▶ [Written problem] Omit all images. Transcribe the rest of the material below exactly.

Records from a data source
* * *

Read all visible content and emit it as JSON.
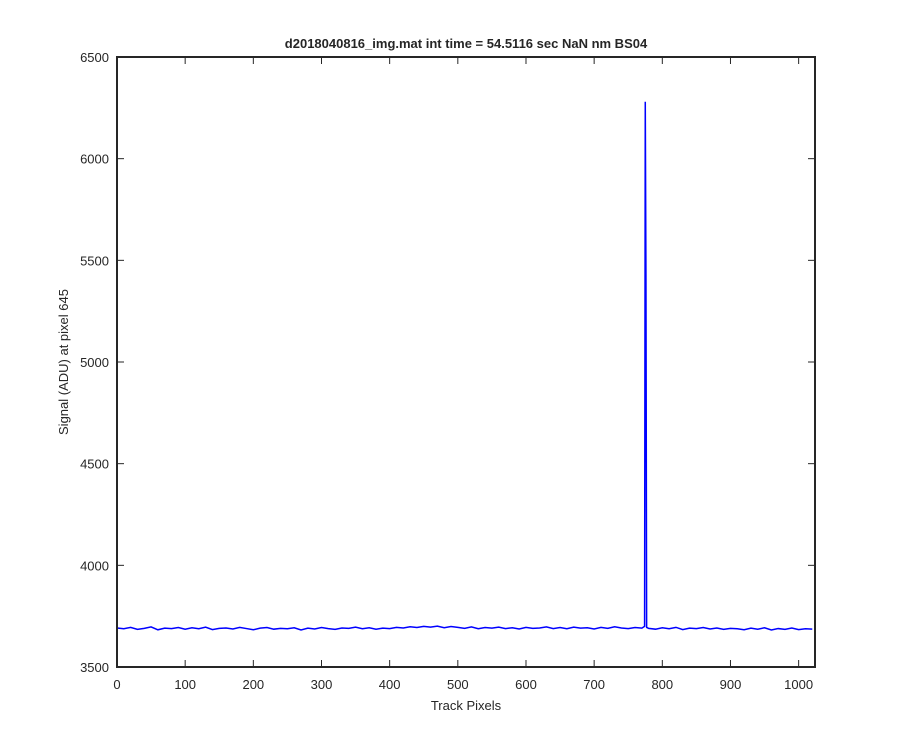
{
  "chart_data": {
    "type": "line",
    "title": "d2018040816_img.mat int time = 54.5116 sec  NaN nm BS04",
    "x_label": "Track Pixels",
    "y_label": "Signal (ADU) at pixel 645",
    "xlim": [
      0,
      1024
    ],
    "ylim": [
      3500,
      6500
    ],
    "xticks": [
      0,
      100,
      200,
      300,
      400,
      500,
      600,
      700,
      800,
      900,
      1000
    ],
    "yticks": [
      3500,
      4000,
      4500,
      5000,
      5500,
      6000,
      6500
    ],
    "x": [
      0,
      10,
      20,
      30,
      40,
      50,
      60,
      70,
      80,
      90,
      100,
      110,
      120,
      130,
      140,
      150,
      160,
      170,
      180,
      190,
      200,
      210,
      220,
      230,
      240,
      250,
      260,
      270,
      280,
      290,
      300,
      310,
      320,
      330,
      340,
      350,
      360,
      370,
      380,
      390,
      400,
      410,
      420,
      430,
      440,
      450,
      460,
      470,
      480,
      490,
      500,
      510,
      520,
      530,
      540,
      550,
      560,
      570,
      580,
      590,
      600,
      610,
      620,
      630,
      640,
      650,
      660,
      670,
      680,
      690,
      700,
      710,
      720,
      730,
      740,
      750,
      760,
      770,
      774,
      775,
      776,
      777,
      780,
      790,
      800,
      810,
      820,
      830,
      840,
      850,
      860,
      870,
      880,
      890,
      900,
      910,
      920,
      930,
      940,
      950,
      960,
      970,
      980,
      990,
      1000,
      1010,
      1020
    ],
    "series": [
      {
        "name": "signal",
        "color": "#0000ff",
        "values": [
          3692,
          3688,
          3695,
          3685,
          3690,
          3697,
          3683,
          3691,
          3689,
          3694,
          3686,
          3693,
          3688,
          3696,
          3684,
          3690,
          3692,
          3687,
          3695,
          3689,
          3683,
          3691,
          3694,
          3686,
          3690,
          3688,
          3693,
          3682,
          3691,
          3687,
          3694,
          3689,
          3685,
          3692,
          3690,
          3696,
          3688,
          3693,
          3686,
          3691,
          3689,
          3695,
          3692,
          3698,
          3694,
          3700,
          3696,
          3701,
          3693,
          3699,
          3695,
          3690,
          3697,
          3688,
          3694,
          3691,
          3696,
          3689,
          3693,
          3687,
          3695,
          3690,
          3692,
          3697,
          3689,
          3694,
          3688,
          3696,
          3691,
          3693,
          3687,
          3695,
          3690,
          3698,
          3692,
          3689,
          3694,
          3691,
          3700,
          6280,
          5430,
          3695,
          3690,
          3686,
          3693,
          3688,
          3695,
          3684,
          3691,
          3689,
          3694,
          3687,
          3692,
          3685,
          3690,
          3688,
          3683,
          3691,
          3686,
          3693,
          3682,
          3689,
          3685,
          3692,
          3684,
          3688,
          3686
        ]
      }
    ]
  }
}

* * *

▶ [Response]
Read all visible content and emit it as JSON.
{
  "chart_data": {
    "type": "line",
    "title": "d2018040816_img.mat int time = 54.5116 sec  NaN nm BS04",
    "x_label": "Track Pixels",
    "y_label": "Signal (ADU) at pixel 645",
    "xlim": [
      0,
      1024
    ],
    "ylim": [
      3500,
      6500
    ],
    "xticks": [
      0,
      100,
      200,
      300,
      400,
      500,
      600,
      700,
      800,
      900,
      1000
    ],
    "yticks": [
      3500,
      4000,
      4500,
      5000,
      5500,
      6000,
      6500
    ],
    "x": [
      0,
      10,
      20,
      30,
      40,
      50,
      60,
      70,
      80,
      90,
      100,
      110,
      120,
      130,
      140,
      150,
      160,
      170,
      180,
      190,
      200,
      210,
      220,
      230,
      240,
      250,
      260,
      270,
      280,
      290,
      300,
      310,
      320,
      330,
      340,
      350,
      360,
      370,
      380,
      390,
      400,
      410,
      420,
      430,
      440,
      450,
      460,
      470,
      480,
      490,
      500,
      510,
      520,
      530,
      540,
      550,
      560,
      570,
      580,
      590,
      600,
      610,
      620,
      630,
      640,
      650,
      660,
      670,
      680,
      690,
      700,
      710,
      720,
      730,
      740,
      750,
      760,
      770,
      774,
      775,
      776,
      777,
      780,
      790,
      800,
      810,
      820,
      830,
      840,
      850,
      860,
      870,
      880,
      890,
      900,
      910,
      920,
      930,
      940,
      950,
      960,
      970,
      980,
      990,
      1000,
      1010,
      1020
    ],
    "series": [
      {
        "name": "signal",
        "color": "#0000ff",
        "values": [
          3692,
          3688,
          3695,
          3685,
          3690,
          3697,
          3683,
          3691,
          3689,
          3694,
          3686,
          3693,
          3688,
          3696,
          3684,
          3690,
          3692,
          3687,
          3695,
          3689,
          3683,
          3691,
          3694,
          3686,
          3690,
          3688,
          3693,
          3682,
          3691,
          3687,
          3694,
          3689,
          3685,
          3692,
          3690,
          3696,
          3688,
          3693,
          3686,
          3691,
          3689,
          3695,
          3692,
          3698,
          3694,
          3700,
          3696,
          3701,
          3693,
          3699,
          3695,
          3690,
          3697,
          3688,
          3694,
          3691,
          3696,
          3689,
          3693,
          3687,
          3695,
          3690,
          3692,
          3697,
          3689,
          3694,
          3688,
          3696,
          3691,
          3693,
          3687,
          3695,
          3690,
          3698,
          3692,
          3689,
          3694,
          3691,
          3700,
          6280,
          5430,
          3695,
          3690,
          3686,
          3693,
          3688,
          3695,
          3684,
          3691,
          3689,
          3694,
          3687,
          3692,
          3685,
          3690,
          3688,
          3683,
          3691,
          3686,
          3693,
          3682,
          3689,
          3685,
          3692,
          3684,
          3688,
          3686
        ]
      }
    ]
  }
}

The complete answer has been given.